Task requirements
Identify all lines of the data containing the string "statements" and copy them.

Records contained in a dataset:
»»
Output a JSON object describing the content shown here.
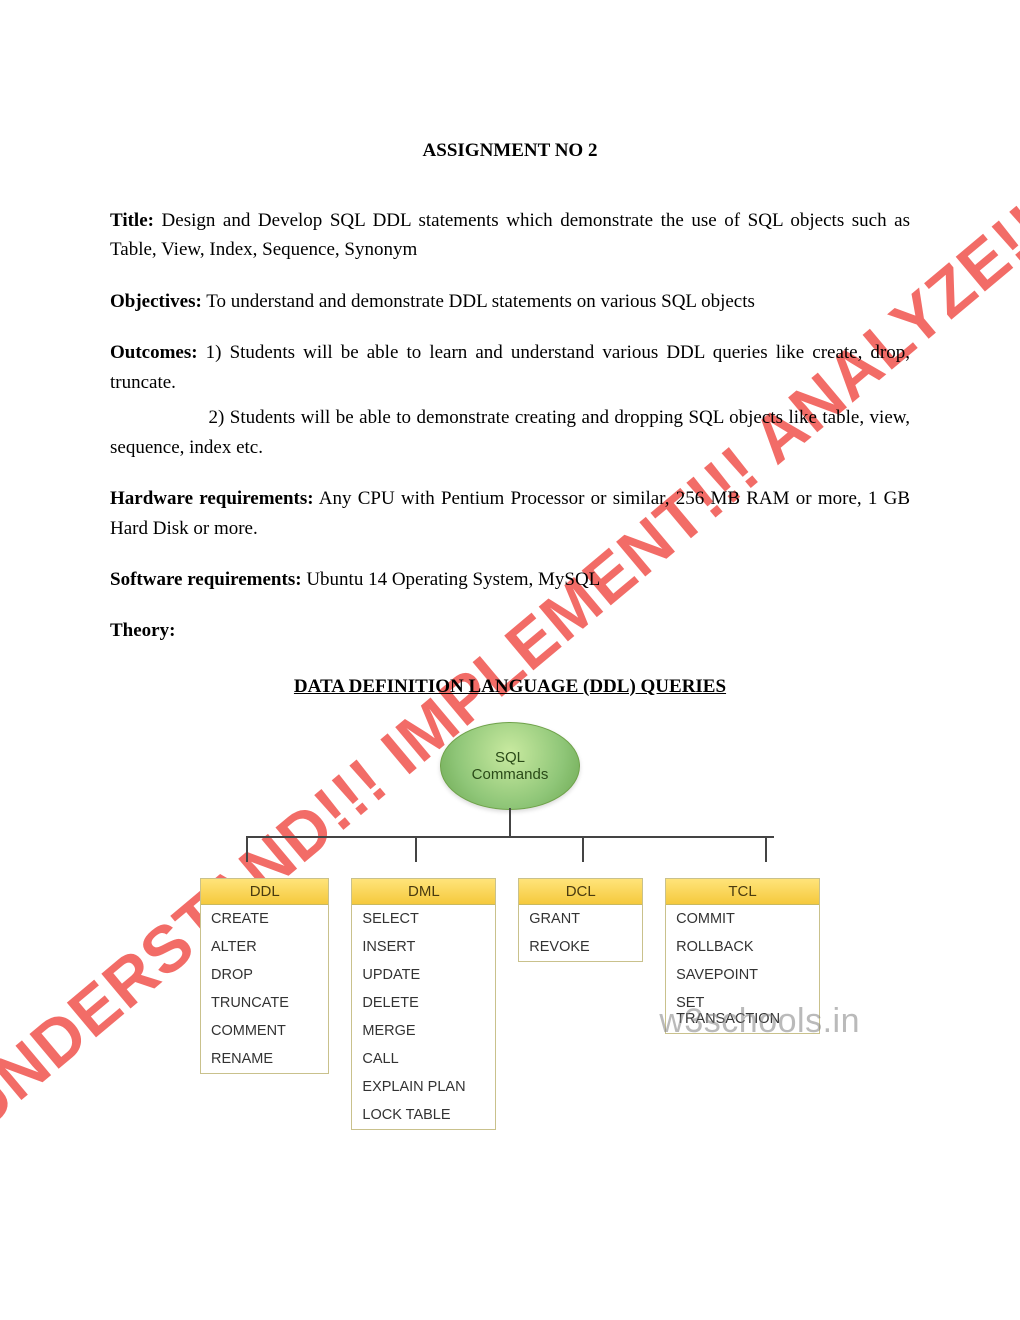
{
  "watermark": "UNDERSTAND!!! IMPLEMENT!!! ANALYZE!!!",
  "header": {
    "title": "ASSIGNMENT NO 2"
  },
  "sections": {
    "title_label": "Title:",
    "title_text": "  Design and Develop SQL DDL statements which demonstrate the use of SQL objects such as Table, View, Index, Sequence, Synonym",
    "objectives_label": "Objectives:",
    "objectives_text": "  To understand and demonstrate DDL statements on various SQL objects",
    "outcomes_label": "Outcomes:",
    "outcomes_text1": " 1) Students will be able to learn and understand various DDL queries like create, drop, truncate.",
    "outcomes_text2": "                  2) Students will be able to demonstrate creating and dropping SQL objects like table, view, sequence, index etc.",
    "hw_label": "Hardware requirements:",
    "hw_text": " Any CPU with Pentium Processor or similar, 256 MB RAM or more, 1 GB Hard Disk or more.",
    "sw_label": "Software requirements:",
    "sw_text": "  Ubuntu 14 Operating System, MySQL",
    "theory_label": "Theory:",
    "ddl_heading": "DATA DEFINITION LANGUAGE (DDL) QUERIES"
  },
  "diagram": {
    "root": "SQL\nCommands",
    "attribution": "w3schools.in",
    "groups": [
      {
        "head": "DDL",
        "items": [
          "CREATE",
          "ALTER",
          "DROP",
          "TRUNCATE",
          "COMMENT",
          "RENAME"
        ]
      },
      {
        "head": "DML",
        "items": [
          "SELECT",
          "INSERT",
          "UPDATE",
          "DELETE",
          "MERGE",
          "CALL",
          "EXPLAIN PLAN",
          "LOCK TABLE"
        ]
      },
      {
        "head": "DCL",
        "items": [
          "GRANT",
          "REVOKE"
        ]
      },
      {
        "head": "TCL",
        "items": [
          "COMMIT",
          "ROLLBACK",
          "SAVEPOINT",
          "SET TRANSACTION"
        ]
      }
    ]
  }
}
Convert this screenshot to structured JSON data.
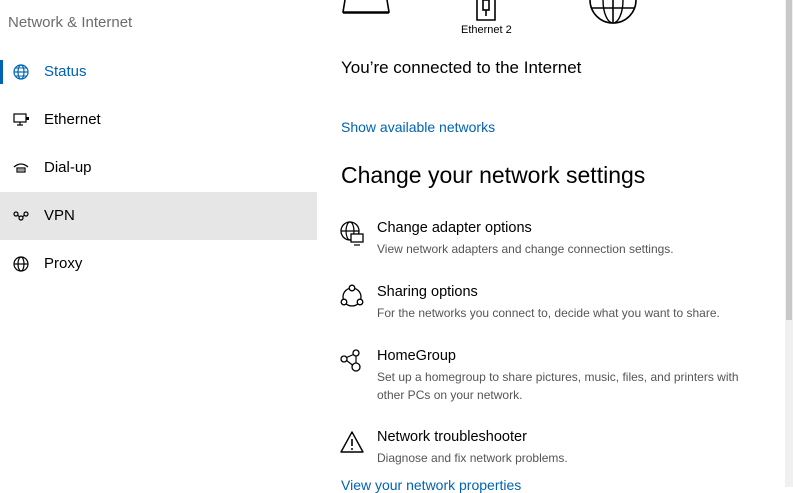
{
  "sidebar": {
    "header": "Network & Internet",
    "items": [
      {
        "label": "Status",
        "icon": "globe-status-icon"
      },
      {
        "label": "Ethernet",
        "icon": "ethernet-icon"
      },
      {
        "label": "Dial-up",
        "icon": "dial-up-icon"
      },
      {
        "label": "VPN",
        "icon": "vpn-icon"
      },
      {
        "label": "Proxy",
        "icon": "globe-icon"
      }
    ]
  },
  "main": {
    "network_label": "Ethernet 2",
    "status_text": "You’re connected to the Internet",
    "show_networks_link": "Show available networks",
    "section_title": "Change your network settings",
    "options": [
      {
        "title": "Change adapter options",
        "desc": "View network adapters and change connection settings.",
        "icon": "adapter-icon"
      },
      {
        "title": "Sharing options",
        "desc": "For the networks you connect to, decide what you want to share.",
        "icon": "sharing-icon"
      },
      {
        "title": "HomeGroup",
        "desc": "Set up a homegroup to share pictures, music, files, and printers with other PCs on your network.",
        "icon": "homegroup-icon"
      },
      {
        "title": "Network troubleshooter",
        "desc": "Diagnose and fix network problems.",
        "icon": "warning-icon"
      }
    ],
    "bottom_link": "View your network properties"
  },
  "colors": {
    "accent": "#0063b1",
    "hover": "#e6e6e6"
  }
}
««
Full answer
    "title_text": "  Design and Develop SQL DDL statements which demonstrate the use of SQL objects such as Table, View, Index, Sequence, Synonym",
    "objectives_text": "  To understand and demonstrate DDL statements on various SQL objects",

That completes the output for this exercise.